- [Challenge]
Locate the lines of the listing below that hold "this", then copy each of them.
* start Input data *
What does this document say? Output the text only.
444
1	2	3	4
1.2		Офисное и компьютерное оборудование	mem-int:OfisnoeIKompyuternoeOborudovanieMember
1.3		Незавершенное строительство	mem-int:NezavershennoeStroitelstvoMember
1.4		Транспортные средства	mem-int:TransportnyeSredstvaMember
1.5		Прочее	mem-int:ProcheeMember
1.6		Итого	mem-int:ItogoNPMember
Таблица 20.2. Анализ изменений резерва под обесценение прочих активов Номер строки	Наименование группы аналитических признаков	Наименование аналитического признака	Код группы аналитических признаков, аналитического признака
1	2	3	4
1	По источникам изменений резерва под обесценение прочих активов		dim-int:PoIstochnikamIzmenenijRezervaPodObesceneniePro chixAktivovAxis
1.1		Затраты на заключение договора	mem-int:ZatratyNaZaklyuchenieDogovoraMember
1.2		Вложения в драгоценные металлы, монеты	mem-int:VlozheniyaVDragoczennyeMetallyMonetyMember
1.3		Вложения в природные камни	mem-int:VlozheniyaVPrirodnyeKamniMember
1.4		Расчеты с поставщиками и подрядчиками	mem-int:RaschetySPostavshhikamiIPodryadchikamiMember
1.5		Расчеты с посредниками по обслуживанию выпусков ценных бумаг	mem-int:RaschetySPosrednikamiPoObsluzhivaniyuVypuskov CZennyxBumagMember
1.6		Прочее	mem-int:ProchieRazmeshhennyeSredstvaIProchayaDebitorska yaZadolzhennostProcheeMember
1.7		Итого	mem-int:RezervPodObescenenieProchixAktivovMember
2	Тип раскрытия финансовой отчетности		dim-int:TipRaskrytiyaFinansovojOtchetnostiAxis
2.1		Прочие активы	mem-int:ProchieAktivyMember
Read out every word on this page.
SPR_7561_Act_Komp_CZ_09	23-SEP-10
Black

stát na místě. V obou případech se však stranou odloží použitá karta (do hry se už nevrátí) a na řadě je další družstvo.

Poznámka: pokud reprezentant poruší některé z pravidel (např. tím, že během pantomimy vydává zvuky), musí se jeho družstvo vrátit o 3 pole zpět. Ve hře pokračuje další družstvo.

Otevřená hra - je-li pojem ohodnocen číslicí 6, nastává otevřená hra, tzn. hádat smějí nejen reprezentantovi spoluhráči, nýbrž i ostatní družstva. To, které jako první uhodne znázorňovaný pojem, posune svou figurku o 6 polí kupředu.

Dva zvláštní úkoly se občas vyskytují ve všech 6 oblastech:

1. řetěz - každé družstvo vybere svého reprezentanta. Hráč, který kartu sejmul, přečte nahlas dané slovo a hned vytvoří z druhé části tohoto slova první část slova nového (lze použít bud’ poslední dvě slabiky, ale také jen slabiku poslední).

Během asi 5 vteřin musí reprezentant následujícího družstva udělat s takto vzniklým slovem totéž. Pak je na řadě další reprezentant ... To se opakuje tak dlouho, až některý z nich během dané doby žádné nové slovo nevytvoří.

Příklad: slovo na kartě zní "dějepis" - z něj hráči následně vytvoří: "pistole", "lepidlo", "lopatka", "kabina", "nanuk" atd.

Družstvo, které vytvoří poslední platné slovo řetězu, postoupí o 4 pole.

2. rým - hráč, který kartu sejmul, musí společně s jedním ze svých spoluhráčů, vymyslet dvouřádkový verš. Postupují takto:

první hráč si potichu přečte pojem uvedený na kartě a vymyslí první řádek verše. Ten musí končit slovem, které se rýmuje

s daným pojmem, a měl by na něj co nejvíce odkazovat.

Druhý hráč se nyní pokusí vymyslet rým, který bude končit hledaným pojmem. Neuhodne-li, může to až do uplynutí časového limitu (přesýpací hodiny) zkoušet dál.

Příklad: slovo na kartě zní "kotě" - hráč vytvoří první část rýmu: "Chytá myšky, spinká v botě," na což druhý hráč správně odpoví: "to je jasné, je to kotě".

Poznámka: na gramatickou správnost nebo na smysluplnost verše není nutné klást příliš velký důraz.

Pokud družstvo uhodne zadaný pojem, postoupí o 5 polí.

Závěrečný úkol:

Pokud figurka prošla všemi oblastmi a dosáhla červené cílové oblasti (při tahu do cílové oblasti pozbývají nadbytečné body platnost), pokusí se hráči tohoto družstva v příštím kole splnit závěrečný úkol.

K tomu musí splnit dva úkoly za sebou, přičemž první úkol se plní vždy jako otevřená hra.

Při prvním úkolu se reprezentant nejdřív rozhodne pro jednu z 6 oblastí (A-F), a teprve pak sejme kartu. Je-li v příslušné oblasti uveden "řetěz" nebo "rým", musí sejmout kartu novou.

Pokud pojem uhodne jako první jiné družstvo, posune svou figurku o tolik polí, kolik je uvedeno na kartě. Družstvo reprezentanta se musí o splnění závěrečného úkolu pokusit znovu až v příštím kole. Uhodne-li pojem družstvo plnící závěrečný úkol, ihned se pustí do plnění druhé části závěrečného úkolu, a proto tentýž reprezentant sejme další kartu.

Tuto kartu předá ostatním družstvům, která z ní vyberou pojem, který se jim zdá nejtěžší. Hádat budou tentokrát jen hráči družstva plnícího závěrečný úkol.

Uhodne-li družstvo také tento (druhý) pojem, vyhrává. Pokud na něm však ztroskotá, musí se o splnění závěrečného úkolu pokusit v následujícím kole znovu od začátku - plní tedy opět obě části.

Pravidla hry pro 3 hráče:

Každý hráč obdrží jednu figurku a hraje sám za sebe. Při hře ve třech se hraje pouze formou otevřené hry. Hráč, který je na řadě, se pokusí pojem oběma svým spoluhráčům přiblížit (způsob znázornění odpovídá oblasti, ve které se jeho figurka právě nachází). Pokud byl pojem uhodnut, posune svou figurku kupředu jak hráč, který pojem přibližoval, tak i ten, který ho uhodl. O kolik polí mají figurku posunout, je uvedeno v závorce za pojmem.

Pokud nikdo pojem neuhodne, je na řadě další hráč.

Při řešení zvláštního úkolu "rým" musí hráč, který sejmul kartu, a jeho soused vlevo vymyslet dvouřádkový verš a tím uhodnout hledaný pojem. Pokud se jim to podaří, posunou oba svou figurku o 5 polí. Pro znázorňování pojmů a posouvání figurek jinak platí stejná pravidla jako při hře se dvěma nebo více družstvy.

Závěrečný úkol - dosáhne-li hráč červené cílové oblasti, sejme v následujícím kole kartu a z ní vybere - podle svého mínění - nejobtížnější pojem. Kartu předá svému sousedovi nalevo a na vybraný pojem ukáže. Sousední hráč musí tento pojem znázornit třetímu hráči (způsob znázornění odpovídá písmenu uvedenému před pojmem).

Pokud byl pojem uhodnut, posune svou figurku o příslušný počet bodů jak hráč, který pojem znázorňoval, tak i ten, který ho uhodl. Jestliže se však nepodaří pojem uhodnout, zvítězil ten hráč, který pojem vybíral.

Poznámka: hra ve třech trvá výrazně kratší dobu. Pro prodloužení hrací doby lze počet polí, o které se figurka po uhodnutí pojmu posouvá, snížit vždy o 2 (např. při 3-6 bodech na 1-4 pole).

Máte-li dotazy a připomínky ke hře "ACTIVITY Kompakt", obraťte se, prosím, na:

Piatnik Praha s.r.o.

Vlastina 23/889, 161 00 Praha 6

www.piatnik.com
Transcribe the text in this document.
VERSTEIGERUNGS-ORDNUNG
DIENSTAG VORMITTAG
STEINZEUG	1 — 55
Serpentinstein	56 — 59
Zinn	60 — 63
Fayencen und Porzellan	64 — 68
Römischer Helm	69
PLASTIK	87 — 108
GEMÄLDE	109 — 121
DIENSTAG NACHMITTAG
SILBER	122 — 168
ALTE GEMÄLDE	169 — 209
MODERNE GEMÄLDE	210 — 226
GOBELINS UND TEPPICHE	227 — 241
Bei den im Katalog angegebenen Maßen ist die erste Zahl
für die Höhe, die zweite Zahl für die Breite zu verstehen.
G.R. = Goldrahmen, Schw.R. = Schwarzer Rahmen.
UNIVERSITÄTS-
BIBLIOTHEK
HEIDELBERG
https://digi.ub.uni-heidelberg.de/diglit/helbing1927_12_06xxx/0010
* end Input data *
- [Final result]
What does this document say? Output the text only.
Read out every word on this page.
Transcribe the text in this document.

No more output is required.